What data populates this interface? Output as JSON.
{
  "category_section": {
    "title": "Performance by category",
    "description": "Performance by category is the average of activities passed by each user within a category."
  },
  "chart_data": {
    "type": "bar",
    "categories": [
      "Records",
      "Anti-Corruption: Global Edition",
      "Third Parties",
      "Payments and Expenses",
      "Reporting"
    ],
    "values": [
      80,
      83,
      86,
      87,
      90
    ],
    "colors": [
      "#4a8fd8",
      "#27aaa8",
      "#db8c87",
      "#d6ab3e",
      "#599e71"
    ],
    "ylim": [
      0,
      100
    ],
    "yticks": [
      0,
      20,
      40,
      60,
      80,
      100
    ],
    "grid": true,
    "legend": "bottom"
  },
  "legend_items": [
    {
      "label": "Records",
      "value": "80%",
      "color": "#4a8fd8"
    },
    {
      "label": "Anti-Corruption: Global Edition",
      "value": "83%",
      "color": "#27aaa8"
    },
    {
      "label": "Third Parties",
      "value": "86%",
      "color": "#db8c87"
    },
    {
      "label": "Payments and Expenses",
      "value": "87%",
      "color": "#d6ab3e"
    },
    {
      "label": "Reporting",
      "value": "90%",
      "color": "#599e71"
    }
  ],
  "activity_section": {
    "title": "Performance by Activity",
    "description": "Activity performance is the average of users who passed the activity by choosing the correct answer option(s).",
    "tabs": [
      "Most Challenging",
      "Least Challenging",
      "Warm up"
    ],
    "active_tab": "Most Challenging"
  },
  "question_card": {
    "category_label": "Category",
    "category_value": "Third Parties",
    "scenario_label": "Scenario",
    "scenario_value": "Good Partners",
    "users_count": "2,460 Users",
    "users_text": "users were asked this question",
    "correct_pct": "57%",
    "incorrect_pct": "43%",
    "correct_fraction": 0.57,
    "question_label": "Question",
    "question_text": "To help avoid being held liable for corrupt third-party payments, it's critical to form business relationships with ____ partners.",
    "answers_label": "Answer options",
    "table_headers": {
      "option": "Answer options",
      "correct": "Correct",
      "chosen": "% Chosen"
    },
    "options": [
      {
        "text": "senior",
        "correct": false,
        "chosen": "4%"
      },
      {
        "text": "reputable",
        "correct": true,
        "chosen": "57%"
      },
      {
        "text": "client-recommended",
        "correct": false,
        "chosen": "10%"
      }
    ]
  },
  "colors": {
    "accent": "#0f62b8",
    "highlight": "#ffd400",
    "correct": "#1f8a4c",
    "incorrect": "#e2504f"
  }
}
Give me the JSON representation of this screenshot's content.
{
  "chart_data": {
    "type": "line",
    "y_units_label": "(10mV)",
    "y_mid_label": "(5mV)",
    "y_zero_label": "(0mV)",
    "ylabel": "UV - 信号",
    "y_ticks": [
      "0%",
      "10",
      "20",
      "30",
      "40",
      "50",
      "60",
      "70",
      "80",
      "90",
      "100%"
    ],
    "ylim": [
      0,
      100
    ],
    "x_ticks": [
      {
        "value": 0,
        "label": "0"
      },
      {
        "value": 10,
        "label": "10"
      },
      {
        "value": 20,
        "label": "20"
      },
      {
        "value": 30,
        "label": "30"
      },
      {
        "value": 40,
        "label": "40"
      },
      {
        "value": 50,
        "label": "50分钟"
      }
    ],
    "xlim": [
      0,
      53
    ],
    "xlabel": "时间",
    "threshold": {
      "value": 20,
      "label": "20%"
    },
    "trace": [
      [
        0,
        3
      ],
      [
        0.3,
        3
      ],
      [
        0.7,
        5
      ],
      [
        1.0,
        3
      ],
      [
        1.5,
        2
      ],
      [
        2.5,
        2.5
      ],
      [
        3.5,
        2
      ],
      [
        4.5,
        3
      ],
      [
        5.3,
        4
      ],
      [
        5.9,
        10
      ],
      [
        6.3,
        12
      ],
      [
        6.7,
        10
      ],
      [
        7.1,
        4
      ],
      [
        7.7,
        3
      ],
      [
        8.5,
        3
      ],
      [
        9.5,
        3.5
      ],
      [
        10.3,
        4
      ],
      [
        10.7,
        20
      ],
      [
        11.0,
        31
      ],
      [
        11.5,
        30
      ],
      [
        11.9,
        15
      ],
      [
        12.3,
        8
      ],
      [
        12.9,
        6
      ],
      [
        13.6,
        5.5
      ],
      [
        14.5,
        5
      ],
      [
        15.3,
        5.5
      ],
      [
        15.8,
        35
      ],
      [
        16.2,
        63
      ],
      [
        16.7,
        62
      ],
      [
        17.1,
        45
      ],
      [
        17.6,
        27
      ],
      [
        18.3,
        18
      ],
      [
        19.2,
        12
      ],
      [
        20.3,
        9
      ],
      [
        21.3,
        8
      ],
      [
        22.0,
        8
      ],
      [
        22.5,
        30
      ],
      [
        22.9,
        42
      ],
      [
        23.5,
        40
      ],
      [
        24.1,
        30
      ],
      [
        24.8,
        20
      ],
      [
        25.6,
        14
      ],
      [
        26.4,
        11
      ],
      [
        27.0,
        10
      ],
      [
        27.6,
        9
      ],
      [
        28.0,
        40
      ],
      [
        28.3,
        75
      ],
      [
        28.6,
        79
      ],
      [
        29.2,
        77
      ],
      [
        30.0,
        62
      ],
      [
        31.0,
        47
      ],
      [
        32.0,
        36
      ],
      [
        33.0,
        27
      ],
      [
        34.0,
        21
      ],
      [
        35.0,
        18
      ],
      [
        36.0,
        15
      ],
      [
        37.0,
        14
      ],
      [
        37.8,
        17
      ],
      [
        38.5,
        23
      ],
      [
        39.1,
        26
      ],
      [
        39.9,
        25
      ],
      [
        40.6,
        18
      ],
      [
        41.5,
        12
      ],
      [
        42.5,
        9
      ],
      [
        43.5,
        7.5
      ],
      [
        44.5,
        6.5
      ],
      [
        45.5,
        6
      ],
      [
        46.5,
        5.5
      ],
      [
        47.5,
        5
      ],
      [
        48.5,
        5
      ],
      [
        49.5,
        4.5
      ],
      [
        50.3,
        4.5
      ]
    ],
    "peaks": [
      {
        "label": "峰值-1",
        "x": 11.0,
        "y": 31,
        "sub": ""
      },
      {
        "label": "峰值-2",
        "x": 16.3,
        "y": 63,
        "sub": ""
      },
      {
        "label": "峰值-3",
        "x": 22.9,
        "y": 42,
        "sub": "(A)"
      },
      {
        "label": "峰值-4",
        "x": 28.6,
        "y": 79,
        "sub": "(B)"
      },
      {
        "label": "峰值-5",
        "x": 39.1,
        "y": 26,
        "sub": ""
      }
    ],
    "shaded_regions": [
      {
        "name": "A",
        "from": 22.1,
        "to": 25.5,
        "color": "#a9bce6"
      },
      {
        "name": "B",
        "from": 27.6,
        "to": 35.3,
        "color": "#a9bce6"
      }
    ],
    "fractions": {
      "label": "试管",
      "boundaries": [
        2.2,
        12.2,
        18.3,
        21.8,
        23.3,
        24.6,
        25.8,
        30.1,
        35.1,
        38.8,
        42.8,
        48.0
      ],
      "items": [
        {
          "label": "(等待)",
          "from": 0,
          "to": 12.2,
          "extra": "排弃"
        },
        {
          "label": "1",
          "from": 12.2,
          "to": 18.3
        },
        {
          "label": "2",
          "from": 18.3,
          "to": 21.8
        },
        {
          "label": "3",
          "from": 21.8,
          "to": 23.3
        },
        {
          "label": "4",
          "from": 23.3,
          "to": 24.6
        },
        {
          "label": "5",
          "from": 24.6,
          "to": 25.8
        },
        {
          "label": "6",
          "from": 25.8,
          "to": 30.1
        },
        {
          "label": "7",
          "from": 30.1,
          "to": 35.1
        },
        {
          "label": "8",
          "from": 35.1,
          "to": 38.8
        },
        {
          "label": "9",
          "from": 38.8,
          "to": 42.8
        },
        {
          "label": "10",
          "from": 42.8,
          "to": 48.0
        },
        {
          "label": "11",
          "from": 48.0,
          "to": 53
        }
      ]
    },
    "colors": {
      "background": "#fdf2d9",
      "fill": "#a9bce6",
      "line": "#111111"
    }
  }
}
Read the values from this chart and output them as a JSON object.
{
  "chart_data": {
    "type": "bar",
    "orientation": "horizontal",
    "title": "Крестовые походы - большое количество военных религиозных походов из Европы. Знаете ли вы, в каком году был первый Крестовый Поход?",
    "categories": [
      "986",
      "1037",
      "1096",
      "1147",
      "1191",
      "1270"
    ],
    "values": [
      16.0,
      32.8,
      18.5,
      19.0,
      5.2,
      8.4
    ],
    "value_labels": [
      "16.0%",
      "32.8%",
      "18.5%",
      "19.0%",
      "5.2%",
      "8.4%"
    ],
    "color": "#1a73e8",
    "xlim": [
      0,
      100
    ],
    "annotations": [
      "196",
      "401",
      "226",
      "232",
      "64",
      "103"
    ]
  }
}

+===+

▸ Exercise aim:
Find and copy every line in the entries above where the string "Expenses" occurs.

▸ Reply to the task:
      "Payments and Expenses",
      "label": "Payments and Expenses",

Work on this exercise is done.